Goal of the exercise:
Find the word "this" in the material below and gather every line that contains it.

## begin Records supplied

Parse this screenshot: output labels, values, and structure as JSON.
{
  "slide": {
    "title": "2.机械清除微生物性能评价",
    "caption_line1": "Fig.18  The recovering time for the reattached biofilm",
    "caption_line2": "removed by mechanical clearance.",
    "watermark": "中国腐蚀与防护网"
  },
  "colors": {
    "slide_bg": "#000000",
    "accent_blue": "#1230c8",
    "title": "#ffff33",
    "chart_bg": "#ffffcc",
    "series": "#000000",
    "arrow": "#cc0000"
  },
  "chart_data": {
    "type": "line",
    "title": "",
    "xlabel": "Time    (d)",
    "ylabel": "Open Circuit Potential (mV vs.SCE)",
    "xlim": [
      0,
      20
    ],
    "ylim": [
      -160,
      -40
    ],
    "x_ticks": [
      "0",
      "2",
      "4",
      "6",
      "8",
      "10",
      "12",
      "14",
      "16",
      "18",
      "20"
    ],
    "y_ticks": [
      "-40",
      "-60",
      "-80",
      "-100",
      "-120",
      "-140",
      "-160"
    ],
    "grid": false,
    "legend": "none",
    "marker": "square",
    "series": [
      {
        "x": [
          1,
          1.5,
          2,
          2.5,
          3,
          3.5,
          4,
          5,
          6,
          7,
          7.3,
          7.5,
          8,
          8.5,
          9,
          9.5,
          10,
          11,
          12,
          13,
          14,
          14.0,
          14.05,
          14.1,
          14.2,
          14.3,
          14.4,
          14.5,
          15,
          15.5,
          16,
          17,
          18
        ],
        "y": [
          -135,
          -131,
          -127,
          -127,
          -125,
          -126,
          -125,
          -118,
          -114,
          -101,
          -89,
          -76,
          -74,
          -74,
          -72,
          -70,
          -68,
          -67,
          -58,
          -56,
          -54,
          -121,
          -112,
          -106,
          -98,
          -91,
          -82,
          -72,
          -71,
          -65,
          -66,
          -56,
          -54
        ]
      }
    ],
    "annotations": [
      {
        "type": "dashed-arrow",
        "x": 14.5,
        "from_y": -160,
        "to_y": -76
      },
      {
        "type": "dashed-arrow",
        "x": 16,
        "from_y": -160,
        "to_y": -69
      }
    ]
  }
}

## end Records supplied
## begin Records supplied

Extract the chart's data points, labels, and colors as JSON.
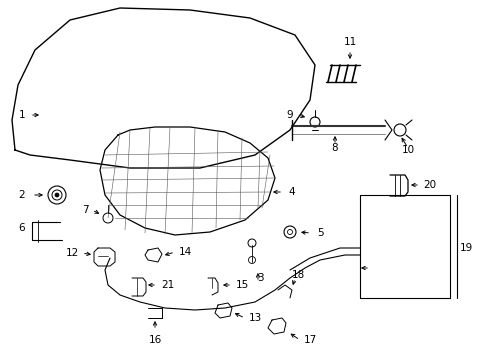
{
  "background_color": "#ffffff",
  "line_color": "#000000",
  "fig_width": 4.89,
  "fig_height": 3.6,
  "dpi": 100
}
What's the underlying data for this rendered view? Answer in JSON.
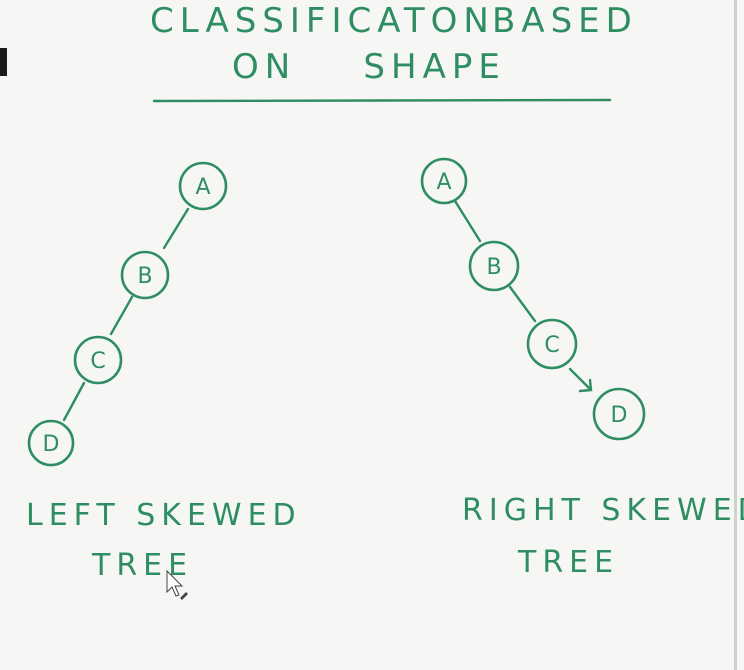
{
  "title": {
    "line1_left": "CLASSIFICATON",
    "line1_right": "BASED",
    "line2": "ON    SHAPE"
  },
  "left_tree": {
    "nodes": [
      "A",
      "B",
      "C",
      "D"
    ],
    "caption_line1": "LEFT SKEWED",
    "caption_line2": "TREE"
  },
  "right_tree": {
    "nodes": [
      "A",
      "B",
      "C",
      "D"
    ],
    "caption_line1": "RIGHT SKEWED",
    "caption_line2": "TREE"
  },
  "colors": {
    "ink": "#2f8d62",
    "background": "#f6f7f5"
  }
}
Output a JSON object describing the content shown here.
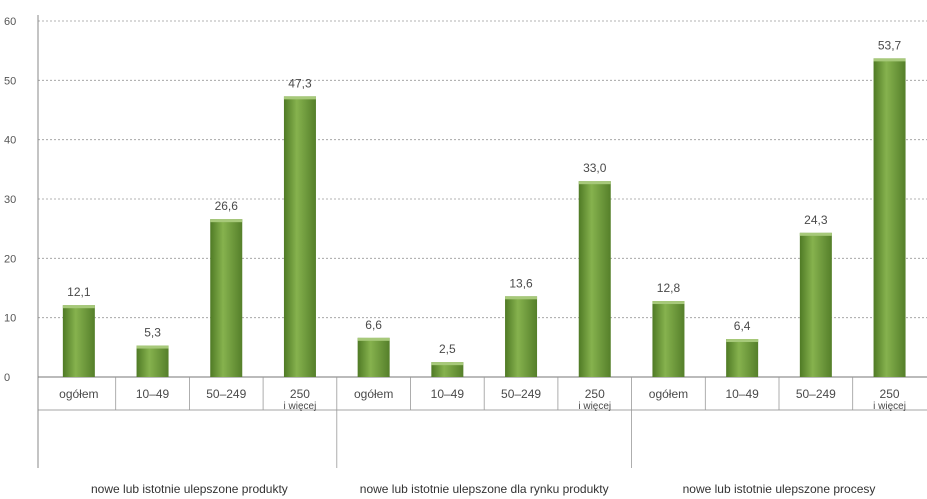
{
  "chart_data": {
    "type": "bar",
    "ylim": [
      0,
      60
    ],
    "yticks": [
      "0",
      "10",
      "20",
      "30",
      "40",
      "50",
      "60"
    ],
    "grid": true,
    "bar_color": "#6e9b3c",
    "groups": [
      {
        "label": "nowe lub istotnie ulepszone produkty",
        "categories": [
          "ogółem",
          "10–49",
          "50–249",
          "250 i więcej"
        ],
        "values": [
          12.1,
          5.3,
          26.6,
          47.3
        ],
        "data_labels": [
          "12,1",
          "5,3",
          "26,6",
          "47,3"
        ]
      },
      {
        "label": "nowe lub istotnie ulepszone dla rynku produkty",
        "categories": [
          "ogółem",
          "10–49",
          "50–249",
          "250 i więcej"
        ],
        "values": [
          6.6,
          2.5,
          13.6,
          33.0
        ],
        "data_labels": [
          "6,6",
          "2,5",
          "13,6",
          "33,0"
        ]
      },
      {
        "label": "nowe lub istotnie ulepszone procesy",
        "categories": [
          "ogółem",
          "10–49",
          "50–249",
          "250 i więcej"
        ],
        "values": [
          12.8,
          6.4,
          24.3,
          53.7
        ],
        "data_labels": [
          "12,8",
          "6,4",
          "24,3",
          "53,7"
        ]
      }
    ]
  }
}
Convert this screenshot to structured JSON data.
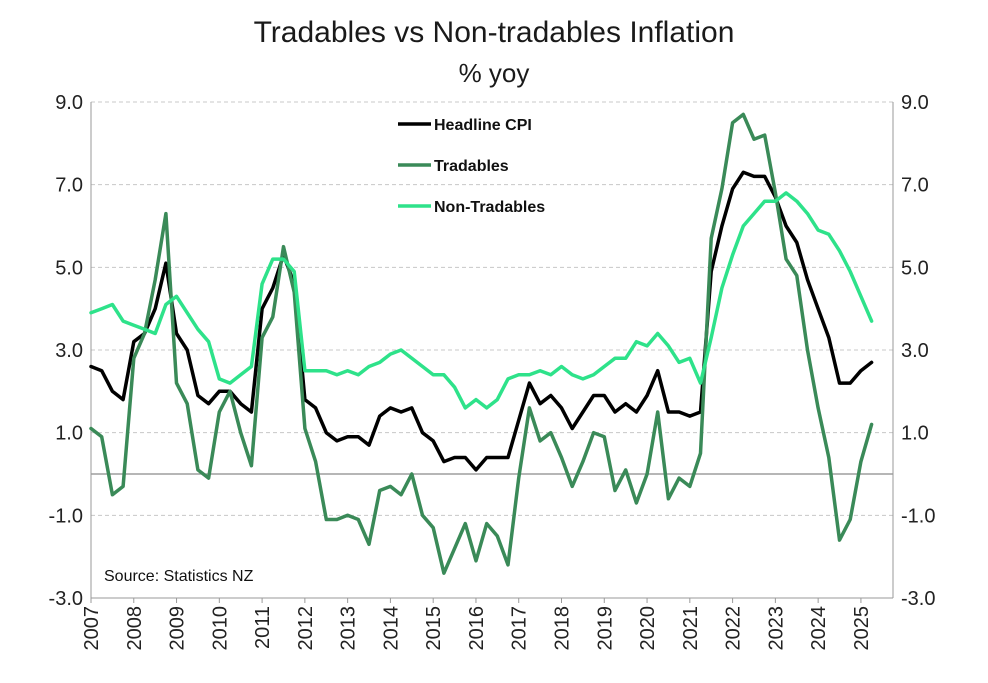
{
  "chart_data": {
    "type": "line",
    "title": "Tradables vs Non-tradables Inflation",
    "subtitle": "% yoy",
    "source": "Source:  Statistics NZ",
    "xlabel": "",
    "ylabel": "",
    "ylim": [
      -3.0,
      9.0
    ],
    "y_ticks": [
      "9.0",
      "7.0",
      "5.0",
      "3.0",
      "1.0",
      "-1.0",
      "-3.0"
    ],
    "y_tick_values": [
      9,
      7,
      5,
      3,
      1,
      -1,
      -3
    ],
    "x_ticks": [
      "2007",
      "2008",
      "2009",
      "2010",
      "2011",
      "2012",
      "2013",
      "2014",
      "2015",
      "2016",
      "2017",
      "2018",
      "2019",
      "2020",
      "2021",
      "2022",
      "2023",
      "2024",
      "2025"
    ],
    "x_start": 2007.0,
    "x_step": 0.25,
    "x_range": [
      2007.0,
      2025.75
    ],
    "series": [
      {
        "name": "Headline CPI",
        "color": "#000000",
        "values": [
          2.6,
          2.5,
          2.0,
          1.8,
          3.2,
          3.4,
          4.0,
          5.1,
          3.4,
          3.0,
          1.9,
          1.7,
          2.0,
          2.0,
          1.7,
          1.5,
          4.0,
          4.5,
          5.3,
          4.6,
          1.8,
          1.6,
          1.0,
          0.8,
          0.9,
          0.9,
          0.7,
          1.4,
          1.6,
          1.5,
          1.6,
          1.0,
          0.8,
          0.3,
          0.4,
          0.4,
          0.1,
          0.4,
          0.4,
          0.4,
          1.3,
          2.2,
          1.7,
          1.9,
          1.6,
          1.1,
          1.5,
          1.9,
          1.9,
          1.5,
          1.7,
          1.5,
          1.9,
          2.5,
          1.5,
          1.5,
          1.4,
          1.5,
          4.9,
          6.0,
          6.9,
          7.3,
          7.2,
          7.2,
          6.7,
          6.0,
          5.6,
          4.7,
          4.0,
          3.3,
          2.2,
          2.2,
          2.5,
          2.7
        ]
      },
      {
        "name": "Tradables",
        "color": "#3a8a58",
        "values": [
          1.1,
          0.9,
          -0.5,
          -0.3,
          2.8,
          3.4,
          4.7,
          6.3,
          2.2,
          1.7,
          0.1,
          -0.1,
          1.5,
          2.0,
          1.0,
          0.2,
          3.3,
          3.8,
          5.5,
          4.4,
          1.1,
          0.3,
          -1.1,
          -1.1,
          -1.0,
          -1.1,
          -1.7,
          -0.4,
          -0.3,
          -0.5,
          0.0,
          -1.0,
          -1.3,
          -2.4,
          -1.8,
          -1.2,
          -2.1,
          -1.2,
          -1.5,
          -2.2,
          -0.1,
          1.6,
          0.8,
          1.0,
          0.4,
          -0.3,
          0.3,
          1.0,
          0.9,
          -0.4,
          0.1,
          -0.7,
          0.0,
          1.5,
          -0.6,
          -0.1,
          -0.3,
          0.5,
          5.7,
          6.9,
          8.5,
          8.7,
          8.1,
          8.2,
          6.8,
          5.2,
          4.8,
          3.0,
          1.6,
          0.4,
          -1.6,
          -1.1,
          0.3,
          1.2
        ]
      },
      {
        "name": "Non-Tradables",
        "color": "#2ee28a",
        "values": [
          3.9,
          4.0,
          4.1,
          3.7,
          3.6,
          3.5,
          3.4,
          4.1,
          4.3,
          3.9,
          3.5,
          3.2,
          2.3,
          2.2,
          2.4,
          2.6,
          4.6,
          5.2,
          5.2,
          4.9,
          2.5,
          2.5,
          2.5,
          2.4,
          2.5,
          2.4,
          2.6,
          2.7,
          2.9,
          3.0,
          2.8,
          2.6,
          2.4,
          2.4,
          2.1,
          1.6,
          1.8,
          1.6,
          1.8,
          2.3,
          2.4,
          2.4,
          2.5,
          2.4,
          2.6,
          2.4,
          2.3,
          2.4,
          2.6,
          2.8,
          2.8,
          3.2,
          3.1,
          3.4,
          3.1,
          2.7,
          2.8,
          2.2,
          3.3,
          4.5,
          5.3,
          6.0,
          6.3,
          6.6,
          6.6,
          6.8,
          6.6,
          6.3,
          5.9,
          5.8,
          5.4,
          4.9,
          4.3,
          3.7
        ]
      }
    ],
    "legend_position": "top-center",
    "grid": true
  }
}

## end Records supplied

Complete answer:
Parse this screenshot: output labels, values, and structure as JSON.
What's the underlying data for this rendered view? Answer in JSON.
Convert this screenshot to structured JSON data.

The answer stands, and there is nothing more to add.